:: Data ::

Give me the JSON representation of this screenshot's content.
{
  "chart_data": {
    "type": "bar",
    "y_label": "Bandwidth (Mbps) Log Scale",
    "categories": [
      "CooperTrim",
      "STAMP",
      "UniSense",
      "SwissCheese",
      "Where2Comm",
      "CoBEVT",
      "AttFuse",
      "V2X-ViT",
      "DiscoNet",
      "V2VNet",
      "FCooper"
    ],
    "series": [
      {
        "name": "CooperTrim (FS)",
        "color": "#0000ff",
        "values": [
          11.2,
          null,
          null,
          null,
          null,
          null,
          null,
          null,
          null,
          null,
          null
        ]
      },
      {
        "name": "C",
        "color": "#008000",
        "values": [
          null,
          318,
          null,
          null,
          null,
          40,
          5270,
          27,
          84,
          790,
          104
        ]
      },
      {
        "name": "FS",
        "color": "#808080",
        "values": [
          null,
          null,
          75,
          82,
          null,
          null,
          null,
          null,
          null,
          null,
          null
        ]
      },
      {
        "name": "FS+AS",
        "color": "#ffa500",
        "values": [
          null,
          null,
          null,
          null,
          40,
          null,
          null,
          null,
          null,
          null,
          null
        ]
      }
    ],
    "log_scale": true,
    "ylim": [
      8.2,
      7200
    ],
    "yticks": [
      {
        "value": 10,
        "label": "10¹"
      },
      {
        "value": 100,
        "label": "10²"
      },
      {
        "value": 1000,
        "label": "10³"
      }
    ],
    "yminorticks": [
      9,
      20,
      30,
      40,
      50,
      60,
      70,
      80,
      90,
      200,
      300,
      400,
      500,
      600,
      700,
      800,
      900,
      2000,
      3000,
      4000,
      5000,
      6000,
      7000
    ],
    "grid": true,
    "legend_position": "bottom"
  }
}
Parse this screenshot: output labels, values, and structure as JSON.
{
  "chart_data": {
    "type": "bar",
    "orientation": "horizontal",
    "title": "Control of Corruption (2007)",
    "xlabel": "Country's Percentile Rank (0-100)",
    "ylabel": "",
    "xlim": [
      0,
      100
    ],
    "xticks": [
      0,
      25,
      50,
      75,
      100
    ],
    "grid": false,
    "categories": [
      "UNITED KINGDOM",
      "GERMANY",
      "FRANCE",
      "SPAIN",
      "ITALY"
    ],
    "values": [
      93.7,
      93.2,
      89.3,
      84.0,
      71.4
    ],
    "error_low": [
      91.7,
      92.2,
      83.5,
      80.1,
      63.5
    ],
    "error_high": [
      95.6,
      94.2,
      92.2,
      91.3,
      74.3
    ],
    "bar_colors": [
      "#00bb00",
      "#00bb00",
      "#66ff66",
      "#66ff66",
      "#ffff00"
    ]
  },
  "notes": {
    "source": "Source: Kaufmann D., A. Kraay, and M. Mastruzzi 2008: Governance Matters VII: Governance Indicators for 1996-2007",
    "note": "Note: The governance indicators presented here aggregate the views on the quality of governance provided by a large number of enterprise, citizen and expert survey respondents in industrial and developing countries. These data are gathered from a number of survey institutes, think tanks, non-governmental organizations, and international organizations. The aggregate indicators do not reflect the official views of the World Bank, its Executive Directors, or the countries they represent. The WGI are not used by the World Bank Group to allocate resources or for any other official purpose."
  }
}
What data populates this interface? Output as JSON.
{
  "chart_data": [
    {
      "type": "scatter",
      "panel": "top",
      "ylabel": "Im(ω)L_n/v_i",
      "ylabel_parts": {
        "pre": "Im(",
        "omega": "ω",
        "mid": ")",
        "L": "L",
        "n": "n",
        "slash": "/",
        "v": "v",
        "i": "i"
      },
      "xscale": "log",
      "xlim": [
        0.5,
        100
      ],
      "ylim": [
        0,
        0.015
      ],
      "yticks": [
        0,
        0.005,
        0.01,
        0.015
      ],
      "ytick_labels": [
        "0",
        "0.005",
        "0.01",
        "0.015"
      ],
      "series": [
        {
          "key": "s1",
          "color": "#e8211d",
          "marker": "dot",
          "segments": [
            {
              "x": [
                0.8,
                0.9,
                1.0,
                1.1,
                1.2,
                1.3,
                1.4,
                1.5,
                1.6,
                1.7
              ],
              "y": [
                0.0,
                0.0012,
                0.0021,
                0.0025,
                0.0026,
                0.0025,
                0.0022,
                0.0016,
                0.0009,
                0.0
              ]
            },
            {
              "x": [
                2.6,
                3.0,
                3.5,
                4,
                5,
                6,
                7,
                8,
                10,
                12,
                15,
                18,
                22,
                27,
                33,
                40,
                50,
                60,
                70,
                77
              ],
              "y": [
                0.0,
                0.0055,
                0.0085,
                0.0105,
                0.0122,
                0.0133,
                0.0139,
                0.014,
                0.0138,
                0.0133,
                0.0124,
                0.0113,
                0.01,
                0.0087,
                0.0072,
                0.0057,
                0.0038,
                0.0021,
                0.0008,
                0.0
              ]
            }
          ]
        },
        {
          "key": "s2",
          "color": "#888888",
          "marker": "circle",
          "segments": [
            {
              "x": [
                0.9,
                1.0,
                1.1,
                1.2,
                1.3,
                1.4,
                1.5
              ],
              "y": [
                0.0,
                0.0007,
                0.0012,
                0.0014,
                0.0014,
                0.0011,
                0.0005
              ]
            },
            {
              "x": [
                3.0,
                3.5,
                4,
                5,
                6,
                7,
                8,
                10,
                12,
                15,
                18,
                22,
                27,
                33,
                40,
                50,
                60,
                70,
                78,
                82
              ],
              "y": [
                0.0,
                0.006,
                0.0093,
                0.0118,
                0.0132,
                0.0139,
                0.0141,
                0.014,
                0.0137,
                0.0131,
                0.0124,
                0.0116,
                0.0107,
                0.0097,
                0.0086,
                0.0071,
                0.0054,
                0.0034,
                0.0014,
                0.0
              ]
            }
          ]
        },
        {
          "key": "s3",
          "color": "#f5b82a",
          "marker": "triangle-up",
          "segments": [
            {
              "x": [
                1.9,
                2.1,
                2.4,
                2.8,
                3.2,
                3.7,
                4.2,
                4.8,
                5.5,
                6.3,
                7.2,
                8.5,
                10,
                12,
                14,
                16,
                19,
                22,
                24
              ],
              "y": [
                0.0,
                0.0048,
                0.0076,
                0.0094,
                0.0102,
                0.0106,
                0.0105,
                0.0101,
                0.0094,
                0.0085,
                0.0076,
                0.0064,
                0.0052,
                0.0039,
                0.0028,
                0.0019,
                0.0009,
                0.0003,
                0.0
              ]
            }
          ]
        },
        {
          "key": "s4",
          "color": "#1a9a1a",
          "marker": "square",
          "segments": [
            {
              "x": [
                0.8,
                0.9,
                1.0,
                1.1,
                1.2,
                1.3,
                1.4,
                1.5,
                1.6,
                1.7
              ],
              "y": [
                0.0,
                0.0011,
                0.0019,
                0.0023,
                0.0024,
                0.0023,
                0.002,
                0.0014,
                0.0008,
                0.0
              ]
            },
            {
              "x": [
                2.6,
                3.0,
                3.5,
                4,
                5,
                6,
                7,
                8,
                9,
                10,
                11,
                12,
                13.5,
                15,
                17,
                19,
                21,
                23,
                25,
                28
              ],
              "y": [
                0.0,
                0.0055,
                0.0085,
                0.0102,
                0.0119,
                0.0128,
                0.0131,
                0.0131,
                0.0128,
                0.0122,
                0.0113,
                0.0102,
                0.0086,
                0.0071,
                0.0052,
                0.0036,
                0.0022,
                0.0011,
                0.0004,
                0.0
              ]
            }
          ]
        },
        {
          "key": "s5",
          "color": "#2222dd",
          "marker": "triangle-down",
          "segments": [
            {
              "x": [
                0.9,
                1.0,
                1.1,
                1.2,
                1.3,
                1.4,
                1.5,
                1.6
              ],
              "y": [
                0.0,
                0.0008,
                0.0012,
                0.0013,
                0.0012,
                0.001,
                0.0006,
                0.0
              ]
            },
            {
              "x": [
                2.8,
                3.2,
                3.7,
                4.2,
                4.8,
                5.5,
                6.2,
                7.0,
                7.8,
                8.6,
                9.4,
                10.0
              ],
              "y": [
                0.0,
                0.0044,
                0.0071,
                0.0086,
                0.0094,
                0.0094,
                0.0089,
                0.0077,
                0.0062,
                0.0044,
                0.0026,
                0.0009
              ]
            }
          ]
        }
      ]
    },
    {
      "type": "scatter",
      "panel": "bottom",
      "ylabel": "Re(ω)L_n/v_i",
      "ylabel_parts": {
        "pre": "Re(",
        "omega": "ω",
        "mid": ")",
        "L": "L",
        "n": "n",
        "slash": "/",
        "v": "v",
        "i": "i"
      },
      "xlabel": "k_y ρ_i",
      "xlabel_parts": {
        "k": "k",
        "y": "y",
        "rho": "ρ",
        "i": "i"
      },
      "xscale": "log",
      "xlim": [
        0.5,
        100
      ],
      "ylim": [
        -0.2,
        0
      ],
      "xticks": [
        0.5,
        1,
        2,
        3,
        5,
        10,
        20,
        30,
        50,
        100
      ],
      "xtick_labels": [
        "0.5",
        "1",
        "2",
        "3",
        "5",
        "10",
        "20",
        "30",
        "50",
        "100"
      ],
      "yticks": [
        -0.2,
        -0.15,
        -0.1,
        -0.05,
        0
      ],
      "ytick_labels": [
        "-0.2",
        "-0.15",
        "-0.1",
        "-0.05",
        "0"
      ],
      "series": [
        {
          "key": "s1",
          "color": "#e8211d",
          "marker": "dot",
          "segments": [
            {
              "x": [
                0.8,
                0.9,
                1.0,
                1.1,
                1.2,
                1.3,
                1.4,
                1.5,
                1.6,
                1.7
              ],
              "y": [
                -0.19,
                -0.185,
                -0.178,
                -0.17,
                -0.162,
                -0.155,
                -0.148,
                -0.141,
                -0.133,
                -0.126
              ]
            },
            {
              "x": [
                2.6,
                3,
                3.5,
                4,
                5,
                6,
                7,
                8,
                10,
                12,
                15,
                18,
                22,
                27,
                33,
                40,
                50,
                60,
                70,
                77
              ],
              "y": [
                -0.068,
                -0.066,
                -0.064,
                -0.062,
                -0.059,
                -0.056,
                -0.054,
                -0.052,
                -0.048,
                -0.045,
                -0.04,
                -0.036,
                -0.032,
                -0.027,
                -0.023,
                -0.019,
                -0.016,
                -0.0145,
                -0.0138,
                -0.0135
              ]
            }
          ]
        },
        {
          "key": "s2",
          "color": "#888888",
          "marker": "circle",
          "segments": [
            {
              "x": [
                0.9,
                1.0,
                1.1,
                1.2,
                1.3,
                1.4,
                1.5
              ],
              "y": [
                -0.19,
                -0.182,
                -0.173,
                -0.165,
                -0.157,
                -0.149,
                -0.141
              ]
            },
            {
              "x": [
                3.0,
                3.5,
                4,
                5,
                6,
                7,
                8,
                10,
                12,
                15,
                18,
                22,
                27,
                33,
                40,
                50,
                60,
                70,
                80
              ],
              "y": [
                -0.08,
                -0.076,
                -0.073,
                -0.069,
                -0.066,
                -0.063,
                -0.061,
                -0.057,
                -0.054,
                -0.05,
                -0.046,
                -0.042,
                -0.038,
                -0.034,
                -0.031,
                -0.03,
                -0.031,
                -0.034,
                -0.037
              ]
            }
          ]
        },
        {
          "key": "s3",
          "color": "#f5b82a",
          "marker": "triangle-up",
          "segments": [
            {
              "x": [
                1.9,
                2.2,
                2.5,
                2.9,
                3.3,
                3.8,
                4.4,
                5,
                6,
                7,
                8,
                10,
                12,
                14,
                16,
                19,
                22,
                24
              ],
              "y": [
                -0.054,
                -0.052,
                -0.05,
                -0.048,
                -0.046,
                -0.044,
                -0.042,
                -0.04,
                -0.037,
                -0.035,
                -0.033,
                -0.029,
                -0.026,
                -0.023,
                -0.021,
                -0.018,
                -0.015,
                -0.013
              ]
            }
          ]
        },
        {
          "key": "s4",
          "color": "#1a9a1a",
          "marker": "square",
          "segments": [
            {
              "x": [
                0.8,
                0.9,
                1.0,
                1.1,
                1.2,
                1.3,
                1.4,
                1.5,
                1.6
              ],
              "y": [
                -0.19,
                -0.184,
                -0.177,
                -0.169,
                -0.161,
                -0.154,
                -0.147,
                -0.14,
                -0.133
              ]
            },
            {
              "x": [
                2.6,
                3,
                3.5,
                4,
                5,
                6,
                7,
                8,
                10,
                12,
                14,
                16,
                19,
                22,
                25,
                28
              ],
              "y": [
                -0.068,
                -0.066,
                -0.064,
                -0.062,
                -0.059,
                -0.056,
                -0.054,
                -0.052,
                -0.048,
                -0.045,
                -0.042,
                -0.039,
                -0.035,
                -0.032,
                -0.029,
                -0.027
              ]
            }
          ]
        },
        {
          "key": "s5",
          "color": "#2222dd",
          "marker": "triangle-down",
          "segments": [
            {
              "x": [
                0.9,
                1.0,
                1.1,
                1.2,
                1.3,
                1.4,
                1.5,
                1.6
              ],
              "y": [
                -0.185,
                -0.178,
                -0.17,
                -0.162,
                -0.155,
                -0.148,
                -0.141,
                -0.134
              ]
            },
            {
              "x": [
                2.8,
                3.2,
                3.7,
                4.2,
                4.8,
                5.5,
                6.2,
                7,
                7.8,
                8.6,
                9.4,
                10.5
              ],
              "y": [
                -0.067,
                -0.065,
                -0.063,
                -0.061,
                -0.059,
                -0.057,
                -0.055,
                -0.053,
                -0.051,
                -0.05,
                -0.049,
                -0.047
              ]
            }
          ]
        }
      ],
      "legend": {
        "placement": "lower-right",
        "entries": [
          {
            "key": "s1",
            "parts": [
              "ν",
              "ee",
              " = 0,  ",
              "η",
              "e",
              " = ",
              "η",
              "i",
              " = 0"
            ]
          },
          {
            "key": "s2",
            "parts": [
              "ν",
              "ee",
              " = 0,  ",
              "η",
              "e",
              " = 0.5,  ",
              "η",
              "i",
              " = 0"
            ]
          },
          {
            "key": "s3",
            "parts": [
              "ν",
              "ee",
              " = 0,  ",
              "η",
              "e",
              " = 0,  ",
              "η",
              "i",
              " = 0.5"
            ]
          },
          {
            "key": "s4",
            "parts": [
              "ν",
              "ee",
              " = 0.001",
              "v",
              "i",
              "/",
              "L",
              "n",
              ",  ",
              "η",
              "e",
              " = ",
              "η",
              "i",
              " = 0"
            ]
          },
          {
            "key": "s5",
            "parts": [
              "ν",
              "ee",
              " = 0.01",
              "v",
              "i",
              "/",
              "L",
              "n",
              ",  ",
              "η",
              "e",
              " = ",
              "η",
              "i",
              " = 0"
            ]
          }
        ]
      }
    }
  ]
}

:::

● What to produce:
Pick out lines containing the word "screenshot", each one as written.

● Solution for this problem:
Give me the JSON representation of this screenshot's content.
Parse this screenshot: output labels, values, and structure as JSON.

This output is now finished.